§ Entries shown
--- START ---

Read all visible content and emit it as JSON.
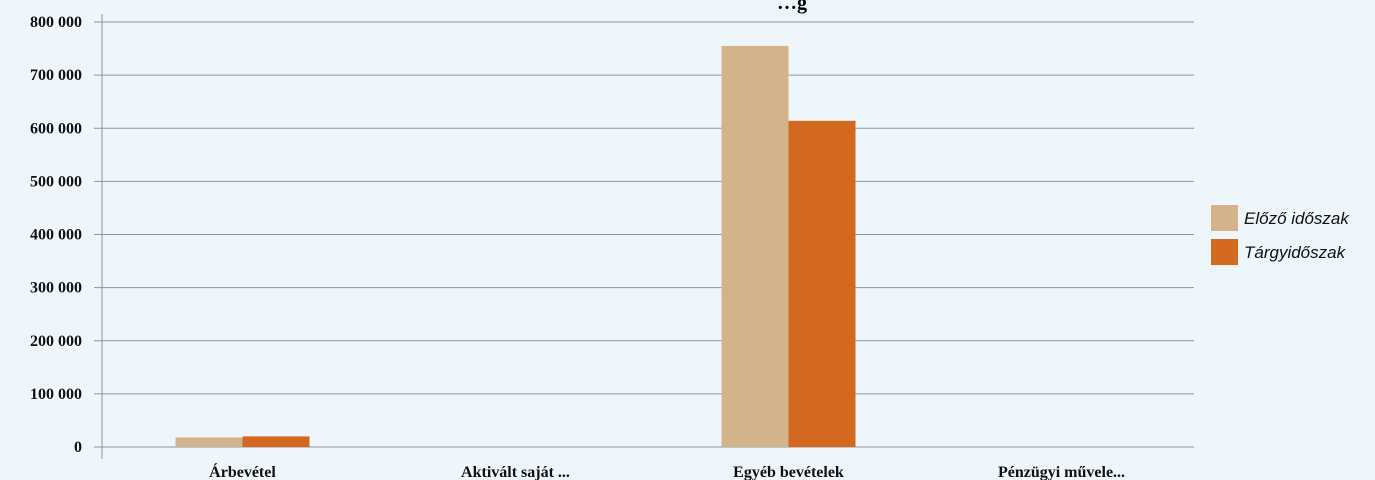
{
  "chart_data": {
    "type": "bar",
    "title": "…g",
    "categories": [
      "Árbevétel",
      "Aktivált saját ...",
      "Egyéb bevételek",
      "Pénzügyi művele..."
    ],
    "series": [
      {
        "name": "Előző időszak",
        "color": "#d3b48a",
        "values": [
          18000,
          0,
          755000,
          0
        ]
      },
      {
        "name": "Tárgyidőszak",
        "color": "#d2691e",
        "values": [
          20000,
          0,
          614000,
          0
        ]
      }
    ],
    "ylim": [
      0,
      800000
    ],
    "yticks": [
      0,
      100000,
      200000,
      300000,
      400000,
      500000,
      600000,
      700000,
      800000
    ],
    "ytick_labels": [
      "0",
      "100 000",
      "200 000",
      "300 000",
      "400 000",
      "500 000",
      "600 000",
      "700 000",
      "800 000"
    ],
    "xlabel": "",
    "ylabel": "",
    "grid": true,
    "legend_position": "right",
    "colors": {
      "background": "#eef6fc",
      "gridline": "#8a96a6",
      "axis": "#8a96a6"
    }
  }
}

--- END ---

§ Task prompt
Reproduce the listing above exactly, excluding all pictures.

§ Output below
Read all visible content and emit it as JSON.
{
  "chart_data": {
    "type": "bar",
    "title": "…g",
    "categories": [
      "Árbevétel",
      "Aktivált saját ...",
      "Egyéb bevételek",
      "Pénzügyi művele..."
    ],
    "series": [
      {
        "name": "Előző időszak",
        "color": "#d3b48a",
        "values": [
          18000,
          0,
          755000,
          0
        ]
      },
      {
        "name": "Tárgyidőszak",
        "color": "#d2691e",
        "values": [
          20000,
          0,
          614000,
          0
        ]
      }
    ],
    "ylim": [
      0,
      800000
    ],
    "yticks": [
      0,
      100000,
      200000,
      300000,
      400000,
      500000,
      600000,
      700000,
      800000
    ],
    "ytick_labels": [
      "0",
      "100 000",
      "200 000",
      "300 000",
      "400 000",
      "500 000",
      "600 000",
      "700 000",
      "800 000"
    ],
    "xlabel": "",
    "ylabel": "",
    "grid": true,
    "legend_position": "right",
    "colors": {
      "background": "#eef6fc",
      "gridline": "#8a96a6",
      "axis": "#8a96a6"
    }
  }
}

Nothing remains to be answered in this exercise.